= What is needed =
Identify each line in the records below that contains the word "Output", and copy it.

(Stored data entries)
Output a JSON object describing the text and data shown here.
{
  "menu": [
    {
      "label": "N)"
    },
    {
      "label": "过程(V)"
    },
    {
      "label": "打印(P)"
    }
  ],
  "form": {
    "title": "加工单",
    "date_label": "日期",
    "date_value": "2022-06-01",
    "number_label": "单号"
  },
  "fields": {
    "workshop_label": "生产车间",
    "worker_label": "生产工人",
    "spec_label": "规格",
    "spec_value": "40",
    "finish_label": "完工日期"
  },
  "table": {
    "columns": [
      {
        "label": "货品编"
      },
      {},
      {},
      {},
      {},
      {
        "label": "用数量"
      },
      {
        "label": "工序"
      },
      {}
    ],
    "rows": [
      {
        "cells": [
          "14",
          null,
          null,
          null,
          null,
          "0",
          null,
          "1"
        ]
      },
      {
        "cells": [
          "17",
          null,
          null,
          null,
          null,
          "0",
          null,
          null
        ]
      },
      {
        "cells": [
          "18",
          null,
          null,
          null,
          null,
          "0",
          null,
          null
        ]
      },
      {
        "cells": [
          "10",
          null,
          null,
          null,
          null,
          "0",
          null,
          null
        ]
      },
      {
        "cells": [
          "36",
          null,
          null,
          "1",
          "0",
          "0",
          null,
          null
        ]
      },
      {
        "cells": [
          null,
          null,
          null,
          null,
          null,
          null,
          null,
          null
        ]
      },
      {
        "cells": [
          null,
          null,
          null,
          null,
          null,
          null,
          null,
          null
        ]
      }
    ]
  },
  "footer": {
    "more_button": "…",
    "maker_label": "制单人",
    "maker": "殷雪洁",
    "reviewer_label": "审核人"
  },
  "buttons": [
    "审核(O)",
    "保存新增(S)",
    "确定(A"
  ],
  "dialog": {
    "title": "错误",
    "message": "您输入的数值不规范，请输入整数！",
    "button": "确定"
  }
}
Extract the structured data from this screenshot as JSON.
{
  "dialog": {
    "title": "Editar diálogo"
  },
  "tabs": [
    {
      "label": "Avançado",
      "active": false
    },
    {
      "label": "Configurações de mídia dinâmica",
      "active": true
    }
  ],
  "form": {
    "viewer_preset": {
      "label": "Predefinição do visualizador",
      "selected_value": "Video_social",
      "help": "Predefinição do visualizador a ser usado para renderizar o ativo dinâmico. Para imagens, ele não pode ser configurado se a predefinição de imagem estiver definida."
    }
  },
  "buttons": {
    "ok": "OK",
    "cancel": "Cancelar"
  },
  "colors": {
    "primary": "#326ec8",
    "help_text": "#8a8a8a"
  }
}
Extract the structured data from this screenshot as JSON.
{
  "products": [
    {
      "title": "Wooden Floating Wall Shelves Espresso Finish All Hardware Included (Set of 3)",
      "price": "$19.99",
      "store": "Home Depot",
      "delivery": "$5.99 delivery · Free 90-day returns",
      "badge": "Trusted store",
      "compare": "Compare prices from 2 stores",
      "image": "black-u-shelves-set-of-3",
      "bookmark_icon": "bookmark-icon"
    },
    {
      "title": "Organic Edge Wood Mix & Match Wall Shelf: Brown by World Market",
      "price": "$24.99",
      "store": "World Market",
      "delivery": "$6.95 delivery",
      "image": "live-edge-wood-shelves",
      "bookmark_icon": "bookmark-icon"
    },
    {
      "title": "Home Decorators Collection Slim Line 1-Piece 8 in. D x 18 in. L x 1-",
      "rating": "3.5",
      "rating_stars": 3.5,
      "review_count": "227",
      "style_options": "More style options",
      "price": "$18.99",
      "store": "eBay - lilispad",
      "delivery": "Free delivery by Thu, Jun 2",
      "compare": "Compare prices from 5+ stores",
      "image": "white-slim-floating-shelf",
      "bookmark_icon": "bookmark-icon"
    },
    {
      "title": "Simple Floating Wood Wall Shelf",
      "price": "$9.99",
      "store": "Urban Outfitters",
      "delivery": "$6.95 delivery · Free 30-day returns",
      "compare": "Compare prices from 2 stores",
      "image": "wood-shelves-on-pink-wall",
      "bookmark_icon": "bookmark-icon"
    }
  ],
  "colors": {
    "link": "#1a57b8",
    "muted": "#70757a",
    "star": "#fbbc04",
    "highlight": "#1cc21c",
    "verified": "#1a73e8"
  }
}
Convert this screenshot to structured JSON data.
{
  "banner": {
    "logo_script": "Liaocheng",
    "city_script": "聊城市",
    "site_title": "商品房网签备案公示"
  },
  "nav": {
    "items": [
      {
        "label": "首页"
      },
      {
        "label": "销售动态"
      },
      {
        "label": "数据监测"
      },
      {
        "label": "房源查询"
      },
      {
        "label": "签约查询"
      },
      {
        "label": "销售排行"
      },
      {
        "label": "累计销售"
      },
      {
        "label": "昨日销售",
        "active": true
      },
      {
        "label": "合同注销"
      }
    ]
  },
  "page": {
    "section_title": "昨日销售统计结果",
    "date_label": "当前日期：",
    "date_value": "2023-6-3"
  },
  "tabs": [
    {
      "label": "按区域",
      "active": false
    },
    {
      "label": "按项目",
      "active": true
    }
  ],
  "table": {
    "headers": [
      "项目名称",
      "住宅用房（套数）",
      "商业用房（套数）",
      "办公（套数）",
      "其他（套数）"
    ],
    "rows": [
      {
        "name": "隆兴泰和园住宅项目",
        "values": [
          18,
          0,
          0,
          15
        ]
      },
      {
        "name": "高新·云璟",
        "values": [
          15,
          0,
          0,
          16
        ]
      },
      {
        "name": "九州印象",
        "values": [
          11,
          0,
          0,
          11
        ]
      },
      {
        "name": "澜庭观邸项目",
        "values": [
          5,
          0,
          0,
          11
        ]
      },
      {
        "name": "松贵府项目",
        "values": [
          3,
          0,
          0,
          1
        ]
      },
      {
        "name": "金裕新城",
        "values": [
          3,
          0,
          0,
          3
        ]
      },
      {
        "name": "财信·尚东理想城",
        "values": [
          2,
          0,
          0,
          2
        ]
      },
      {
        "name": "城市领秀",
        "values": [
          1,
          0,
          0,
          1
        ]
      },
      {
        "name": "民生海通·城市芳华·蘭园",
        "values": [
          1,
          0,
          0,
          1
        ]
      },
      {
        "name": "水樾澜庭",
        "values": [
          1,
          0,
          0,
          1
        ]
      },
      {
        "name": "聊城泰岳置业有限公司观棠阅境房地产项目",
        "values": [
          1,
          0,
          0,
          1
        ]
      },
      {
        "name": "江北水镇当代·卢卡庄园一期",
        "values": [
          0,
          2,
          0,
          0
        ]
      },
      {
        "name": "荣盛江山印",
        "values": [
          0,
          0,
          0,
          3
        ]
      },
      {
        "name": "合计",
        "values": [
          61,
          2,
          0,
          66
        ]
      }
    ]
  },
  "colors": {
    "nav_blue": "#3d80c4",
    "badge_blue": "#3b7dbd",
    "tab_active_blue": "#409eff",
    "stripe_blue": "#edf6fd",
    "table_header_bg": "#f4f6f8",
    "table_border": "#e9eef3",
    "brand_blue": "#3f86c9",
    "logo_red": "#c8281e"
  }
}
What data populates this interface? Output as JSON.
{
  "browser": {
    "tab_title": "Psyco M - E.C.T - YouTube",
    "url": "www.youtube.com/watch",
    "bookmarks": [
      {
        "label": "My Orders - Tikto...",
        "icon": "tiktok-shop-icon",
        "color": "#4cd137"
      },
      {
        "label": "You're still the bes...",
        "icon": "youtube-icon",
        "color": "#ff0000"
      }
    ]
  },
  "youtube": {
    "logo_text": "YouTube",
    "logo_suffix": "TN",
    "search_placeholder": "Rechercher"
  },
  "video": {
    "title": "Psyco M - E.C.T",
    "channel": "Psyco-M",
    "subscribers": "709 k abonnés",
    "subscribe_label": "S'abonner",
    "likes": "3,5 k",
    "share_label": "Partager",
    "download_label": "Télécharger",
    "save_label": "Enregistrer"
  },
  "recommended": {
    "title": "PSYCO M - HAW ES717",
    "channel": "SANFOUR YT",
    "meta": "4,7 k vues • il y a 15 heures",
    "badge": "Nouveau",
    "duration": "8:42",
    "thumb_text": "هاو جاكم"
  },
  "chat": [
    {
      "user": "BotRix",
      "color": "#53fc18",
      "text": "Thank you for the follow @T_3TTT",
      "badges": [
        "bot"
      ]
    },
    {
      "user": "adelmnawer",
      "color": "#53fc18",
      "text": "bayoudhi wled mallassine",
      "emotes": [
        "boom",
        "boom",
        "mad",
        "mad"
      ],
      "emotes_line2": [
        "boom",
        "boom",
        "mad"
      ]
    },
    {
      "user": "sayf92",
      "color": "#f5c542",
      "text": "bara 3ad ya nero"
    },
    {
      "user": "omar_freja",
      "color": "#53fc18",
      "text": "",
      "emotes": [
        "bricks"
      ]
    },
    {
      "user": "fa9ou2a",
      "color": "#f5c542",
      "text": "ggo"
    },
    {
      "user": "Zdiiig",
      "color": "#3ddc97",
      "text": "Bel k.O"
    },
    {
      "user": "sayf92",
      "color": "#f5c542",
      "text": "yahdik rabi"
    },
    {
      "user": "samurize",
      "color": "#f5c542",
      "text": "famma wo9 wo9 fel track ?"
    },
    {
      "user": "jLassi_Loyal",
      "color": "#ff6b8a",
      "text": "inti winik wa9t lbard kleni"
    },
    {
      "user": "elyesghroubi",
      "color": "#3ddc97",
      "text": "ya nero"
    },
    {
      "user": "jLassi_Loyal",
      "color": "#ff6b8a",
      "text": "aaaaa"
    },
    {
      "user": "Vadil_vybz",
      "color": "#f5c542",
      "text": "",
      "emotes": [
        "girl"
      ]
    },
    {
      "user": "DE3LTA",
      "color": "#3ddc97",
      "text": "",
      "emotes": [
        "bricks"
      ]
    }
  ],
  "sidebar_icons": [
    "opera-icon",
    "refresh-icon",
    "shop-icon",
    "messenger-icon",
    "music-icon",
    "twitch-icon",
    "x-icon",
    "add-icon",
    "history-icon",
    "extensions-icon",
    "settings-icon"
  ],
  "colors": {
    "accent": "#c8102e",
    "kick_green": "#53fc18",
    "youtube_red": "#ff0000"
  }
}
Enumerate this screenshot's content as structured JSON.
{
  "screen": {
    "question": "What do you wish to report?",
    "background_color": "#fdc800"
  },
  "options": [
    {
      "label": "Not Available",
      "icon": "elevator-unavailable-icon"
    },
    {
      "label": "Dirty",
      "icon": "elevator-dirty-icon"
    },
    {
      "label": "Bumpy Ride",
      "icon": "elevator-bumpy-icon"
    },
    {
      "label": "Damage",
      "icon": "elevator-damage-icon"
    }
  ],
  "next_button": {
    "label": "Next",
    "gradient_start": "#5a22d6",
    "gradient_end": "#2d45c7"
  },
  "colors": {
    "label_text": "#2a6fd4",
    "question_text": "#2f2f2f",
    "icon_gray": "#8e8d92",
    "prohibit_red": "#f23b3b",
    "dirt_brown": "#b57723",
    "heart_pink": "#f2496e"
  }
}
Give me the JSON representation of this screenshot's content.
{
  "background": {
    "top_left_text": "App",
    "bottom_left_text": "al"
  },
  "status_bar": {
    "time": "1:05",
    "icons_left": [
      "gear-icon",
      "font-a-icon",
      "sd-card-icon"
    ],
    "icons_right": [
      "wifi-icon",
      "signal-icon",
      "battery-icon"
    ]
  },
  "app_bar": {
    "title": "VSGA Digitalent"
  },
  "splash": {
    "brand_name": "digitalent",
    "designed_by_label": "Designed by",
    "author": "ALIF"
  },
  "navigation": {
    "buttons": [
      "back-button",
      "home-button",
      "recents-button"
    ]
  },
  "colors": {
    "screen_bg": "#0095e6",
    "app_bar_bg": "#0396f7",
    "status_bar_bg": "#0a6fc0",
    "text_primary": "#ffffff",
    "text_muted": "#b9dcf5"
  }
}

= Complete response =
Output a JSON object describing the text and data shown here.
What data populates this interface? Output as JSON.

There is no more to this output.